RECORDS FOR THIS TASK:
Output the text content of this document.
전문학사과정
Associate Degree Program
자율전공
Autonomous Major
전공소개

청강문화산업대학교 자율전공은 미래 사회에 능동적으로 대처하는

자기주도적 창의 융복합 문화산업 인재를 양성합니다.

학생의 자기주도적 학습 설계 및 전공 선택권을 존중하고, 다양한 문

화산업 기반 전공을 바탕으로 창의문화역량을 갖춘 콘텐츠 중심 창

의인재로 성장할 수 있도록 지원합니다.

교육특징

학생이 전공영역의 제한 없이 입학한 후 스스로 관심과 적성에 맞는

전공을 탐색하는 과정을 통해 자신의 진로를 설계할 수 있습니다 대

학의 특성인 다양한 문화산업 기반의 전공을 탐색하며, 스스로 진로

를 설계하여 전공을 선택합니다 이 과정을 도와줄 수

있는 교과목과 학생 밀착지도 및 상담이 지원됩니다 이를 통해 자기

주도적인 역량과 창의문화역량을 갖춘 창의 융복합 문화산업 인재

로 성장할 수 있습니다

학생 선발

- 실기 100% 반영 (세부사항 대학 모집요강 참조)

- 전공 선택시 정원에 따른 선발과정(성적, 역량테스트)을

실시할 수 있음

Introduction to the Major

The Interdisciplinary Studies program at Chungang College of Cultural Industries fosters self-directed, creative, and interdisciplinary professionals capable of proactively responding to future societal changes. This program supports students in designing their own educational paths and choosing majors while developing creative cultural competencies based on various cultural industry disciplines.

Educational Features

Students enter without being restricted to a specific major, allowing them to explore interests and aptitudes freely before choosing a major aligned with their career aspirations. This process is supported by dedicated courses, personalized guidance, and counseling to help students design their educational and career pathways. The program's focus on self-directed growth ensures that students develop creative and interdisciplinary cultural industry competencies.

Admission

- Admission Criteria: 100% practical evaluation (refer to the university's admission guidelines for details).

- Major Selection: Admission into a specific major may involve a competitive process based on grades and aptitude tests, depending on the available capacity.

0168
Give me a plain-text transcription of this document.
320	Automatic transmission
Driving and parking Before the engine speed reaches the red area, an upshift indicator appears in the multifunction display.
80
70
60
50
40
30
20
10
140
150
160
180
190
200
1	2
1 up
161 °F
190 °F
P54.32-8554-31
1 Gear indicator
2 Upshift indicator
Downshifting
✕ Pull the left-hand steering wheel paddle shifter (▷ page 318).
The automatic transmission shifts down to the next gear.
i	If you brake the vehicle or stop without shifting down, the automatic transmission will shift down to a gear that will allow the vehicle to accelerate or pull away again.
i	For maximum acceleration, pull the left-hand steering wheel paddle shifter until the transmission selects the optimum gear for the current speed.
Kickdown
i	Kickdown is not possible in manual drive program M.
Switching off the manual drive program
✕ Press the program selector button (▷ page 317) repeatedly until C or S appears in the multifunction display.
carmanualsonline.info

TO DO: Say, as a bare number, how many lines in the entries above include the string "indicator".

TASK RESPONSE: 3